EXERCISE DIRECTIONS: Restate the entire listing word for word.

═════ DATASET EXTRACT

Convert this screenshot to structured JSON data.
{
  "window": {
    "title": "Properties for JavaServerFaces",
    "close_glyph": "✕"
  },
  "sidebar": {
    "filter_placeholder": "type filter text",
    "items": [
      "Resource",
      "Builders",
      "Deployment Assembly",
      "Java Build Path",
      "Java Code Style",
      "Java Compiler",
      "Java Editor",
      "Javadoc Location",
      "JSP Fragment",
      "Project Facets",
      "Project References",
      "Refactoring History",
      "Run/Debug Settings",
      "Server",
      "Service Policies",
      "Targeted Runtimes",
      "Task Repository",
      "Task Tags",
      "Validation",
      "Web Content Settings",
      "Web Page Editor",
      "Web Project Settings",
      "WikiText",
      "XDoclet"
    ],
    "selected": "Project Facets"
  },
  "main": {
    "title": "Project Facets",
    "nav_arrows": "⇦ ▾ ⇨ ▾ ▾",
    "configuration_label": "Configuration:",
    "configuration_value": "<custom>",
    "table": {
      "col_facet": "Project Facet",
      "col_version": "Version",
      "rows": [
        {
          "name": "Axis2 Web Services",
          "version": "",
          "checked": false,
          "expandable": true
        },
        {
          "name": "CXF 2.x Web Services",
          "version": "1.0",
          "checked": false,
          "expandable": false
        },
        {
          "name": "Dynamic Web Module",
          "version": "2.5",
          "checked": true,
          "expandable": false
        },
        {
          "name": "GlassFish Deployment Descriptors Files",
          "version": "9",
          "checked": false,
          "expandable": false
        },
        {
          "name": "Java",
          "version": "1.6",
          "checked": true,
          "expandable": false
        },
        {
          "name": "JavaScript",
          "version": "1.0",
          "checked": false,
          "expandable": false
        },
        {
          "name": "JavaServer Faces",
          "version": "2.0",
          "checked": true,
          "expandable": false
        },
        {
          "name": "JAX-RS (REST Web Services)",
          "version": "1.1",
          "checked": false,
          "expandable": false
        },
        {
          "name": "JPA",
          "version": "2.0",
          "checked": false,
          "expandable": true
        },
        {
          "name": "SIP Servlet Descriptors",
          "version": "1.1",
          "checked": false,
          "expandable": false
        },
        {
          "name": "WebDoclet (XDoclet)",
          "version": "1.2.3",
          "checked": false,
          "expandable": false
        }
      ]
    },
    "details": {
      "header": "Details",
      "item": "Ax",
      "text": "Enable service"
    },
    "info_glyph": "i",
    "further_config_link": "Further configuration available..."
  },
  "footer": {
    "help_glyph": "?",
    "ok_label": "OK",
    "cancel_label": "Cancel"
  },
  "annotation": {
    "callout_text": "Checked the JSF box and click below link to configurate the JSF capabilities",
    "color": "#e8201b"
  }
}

══════════

WRITTEN RESPONSE:
Convert this screenshot to structured JSON data.
{
  "window": {
    "title": "Properties for JavaServerFaces",
    "close_glyph": "✕"
  },
  "sidebar": {
    "filter_placeholder": "type filter text",
    "items": [
      "Resource",
      "Builders",
      "Deployment Assembly",
      "Java Build Path",
      "Java Code Style",
      "Java Compiler",
      "Java Editor",
      "Javadoc Location",
      "JSP Fragment",
      "Project Facets",
      "Project References",
      "Refactoring History",
      "Run/Debug Settings",
      "Server",
      "Service Policies",
      "Targeted Runtimes",
      "Task Repository",
      "Task Tags",
      "Validation",
      "Web Content Settings",
      "Web Page Editor",
      "Web Project Settings",
      "WikiText",
      "XDoclet"
    ],
    "selected": "Project Facets"
  },
  "main": {
    "title": "Project Facets",
    "nav_arrows": "⇦ ▾ ⇨ ▾ ▾",
    "configuration_label": "Configuration:",
    "configuration_value": "<custom>",
    "table": {
      "col_facet": "Project Facet",
      "col_version": "Version",
      "rows": [
        {
          "name": "Axis2 Web Services",
          "version": "",
          "checked": false,
          "expandable": true
        },
        {
          "name": "CXF 2.x Web Services",
          "version": "1.0",
          "checked": false,
          "expandable": false
        },
        {
          "name": "Dynamic Web Module",
          "version": "2.5",
          "checked": true,
          "expandable": false
        },
        {
          "name": "GlassFish Deployment Descriptors Files",
          "version": "9",
          "checked": false,
          "expandable": false
        },
        {
          "name": "Java",
          "version": "1.6",
          "checked": true,
          "expandable": false
        },
        {
          "name": "JavaScript",
          "version": "1.0",
          "checked": false,
          "expandable": false
        },
        {
          "name": "JavaServer Faces",
          "version": "2.0",
          "checked": true,
          "expandable": false
        },
        {
          "name": "JAX-RS (REST Web Services)",
          "version": "1.1",
          "checked": false,
          "expandable": false
        },
        {
          "name": "JPA",
          "version": "2.0",
          "checked": false,
          "expandable": true
        },
        {
          "name": "SIP Servlet Descriptors",
          "version": "1.1",
          "checked": false,
          "expandable": false
        },
        {
          "name": "WebDoclet (XDoclet)",
          "version": "1.2.3",
          "checked": false,
          "expandable": false
        }
      ]
    },
    "details": {
      "header": "Details",
      "item": "Ax",
      "text": "Enable service"
    },
    "info_glyph": "i",
    "further_config_link": "Further configuration available..."
  },
  "footer": {
    "help_glyph": "?",
    "ok_label": "OK",
    "cancel_label": "Cancel"
  },
  "annotation": {
    "callout_text": "Checked the JSF box and click below link to configurate the JSF capabilities",
    "color": "#e8201b"
  }
}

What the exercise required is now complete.